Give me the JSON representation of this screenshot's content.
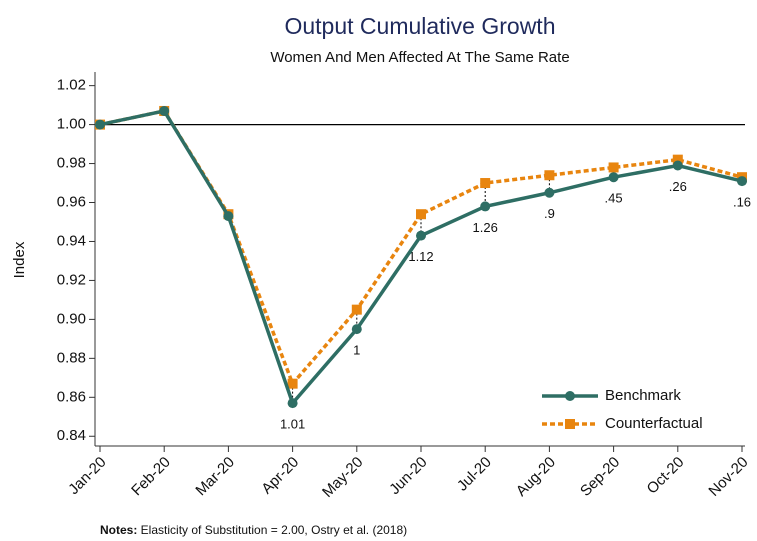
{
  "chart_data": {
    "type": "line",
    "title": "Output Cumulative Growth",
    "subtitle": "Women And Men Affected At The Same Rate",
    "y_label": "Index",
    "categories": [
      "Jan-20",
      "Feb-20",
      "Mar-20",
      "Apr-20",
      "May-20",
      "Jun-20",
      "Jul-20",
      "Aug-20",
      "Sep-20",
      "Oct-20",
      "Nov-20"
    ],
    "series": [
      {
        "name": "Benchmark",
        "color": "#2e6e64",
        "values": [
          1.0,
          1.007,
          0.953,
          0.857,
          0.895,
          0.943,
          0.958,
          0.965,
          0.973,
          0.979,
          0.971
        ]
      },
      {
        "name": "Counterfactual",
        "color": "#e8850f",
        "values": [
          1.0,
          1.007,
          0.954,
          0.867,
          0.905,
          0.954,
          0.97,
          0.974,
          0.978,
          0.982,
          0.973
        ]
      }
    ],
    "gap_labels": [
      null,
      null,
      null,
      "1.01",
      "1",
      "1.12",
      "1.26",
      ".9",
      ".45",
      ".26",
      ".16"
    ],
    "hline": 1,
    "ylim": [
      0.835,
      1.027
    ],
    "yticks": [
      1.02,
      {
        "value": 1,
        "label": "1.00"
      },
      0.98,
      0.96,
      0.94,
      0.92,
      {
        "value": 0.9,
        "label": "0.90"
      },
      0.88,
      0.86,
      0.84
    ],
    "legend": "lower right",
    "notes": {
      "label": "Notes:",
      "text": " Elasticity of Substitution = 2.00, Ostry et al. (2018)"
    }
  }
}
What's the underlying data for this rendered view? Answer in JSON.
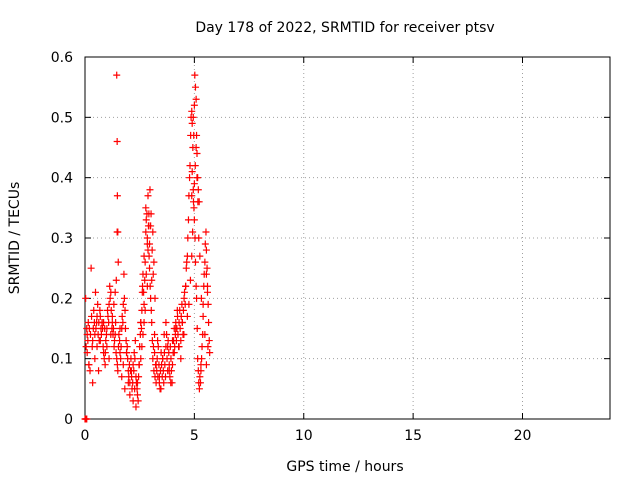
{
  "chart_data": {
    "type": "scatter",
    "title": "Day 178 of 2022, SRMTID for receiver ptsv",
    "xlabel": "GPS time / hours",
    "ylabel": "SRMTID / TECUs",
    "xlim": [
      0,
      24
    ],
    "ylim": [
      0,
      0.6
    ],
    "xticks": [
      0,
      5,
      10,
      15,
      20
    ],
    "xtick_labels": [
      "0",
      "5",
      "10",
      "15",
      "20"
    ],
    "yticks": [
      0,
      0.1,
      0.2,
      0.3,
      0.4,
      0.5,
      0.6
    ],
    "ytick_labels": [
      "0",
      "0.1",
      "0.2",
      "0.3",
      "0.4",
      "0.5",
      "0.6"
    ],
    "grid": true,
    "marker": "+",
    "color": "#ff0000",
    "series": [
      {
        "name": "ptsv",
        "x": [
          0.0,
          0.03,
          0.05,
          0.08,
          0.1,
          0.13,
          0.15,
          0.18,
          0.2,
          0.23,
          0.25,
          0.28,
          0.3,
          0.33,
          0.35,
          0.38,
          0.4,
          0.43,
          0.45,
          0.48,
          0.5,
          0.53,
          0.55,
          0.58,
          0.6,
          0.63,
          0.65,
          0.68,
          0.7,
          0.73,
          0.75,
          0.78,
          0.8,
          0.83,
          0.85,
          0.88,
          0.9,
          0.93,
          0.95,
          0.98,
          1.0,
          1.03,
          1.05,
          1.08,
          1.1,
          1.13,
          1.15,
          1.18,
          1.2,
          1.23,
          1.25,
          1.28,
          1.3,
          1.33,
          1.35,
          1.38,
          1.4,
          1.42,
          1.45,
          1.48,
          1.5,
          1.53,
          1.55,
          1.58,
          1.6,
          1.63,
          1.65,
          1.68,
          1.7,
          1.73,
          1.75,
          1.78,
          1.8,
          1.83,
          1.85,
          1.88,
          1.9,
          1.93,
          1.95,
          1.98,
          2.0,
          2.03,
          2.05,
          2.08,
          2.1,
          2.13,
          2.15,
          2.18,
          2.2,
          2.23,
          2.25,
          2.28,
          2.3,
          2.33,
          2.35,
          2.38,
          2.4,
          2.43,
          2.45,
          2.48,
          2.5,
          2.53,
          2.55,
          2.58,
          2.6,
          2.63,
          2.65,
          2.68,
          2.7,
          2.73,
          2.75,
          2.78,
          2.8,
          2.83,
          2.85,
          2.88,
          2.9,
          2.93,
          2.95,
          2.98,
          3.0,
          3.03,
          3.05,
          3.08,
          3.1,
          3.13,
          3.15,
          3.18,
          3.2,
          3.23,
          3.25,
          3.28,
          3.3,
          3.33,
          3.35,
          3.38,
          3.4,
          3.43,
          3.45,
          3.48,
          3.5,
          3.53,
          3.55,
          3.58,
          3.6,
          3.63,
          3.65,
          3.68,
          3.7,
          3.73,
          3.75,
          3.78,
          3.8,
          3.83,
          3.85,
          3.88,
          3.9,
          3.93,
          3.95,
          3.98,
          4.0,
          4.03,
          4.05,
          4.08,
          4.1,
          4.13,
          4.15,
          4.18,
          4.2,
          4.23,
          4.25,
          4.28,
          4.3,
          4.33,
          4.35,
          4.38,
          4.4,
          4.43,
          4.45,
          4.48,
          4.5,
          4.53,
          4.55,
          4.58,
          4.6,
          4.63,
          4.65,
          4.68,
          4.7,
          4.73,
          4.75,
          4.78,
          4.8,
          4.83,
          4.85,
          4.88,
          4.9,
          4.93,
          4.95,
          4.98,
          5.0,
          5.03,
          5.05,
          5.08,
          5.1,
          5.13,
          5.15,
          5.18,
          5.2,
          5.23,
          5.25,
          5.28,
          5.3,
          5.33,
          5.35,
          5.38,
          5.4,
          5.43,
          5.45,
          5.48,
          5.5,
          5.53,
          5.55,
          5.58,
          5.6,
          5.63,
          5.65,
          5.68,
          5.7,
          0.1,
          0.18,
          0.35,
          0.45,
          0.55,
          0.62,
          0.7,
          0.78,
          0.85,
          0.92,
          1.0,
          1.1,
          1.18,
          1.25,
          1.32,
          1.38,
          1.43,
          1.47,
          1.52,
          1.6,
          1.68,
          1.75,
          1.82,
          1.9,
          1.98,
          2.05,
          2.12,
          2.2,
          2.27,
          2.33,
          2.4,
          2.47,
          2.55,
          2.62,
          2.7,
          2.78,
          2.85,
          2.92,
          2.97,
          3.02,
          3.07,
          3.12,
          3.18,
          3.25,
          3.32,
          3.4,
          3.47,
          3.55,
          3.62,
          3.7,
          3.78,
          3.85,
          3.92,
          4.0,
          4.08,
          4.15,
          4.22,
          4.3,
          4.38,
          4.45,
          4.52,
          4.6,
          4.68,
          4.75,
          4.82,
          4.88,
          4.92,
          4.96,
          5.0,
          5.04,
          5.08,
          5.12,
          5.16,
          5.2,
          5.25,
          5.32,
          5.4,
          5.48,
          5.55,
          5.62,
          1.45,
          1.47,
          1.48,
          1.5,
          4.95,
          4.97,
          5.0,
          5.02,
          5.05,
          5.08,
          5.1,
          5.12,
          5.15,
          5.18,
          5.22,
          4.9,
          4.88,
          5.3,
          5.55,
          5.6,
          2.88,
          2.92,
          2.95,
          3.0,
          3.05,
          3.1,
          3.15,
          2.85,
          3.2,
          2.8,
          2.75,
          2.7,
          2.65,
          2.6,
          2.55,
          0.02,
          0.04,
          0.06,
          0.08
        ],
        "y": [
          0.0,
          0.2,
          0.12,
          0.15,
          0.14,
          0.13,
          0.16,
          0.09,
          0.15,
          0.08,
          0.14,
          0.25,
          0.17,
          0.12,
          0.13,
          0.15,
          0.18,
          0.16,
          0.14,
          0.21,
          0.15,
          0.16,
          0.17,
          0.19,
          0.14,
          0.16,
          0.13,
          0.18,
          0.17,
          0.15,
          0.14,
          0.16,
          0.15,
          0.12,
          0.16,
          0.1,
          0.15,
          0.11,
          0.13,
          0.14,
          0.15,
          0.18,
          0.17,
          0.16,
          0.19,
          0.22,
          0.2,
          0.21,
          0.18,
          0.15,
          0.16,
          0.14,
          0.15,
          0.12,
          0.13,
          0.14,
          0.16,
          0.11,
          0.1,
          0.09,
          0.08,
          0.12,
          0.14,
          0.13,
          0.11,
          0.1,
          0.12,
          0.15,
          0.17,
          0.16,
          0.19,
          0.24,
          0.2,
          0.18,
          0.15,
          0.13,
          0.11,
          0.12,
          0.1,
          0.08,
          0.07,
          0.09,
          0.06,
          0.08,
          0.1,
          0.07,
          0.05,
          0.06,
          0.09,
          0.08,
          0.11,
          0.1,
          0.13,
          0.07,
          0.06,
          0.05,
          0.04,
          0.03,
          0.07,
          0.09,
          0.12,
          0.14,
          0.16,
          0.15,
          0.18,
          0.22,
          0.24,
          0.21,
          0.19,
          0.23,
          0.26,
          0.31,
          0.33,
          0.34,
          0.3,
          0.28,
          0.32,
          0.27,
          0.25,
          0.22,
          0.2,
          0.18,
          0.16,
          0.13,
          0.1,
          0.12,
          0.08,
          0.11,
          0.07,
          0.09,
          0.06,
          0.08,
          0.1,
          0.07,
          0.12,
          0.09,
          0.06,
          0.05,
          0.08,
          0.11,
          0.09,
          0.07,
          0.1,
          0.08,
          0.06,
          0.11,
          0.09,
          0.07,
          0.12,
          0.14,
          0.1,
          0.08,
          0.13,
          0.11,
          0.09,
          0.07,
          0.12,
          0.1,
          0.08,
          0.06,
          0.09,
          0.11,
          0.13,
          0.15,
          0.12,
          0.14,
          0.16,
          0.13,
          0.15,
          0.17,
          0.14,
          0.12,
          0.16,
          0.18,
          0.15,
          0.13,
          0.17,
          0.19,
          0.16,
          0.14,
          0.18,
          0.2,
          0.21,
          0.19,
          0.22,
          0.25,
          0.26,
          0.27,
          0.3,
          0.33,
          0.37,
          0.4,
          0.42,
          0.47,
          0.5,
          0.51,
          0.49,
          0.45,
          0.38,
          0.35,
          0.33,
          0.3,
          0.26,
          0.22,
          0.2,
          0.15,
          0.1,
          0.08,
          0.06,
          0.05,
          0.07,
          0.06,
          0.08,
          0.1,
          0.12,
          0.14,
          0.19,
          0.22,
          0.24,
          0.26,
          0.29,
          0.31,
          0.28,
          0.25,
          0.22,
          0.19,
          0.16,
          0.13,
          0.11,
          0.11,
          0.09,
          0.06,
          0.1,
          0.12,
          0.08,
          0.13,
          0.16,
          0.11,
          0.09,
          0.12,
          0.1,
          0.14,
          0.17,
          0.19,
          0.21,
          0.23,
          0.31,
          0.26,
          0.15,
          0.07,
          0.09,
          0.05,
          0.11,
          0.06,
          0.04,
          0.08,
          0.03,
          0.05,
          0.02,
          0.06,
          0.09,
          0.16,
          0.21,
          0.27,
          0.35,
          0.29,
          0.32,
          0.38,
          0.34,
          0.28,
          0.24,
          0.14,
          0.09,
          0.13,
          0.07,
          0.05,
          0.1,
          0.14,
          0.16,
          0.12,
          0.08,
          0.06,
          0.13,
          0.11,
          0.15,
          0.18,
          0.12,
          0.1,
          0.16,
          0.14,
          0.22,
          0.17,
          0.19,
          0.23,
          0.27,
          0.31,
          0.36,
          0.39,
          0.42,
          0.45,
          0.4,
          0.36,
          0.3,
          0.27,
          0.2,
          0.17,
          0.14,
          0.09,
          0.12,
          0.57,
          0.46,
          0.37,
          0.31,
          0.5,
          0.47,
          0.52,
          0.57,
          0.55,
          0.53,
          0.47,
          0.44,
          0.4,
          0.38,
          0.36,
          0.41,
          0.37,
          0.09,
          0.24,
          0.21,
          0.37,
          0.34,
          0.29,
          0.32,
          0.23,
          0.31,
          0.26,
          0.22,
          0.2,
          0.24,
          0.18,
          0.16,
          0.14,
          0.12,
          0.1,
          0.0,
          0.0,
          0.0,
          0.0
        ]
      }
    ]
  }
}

REQUIREMENTS: Give the number of lines that hold the word "ptsv" in these records, with nothing added.

RESPONSE BELOW: 2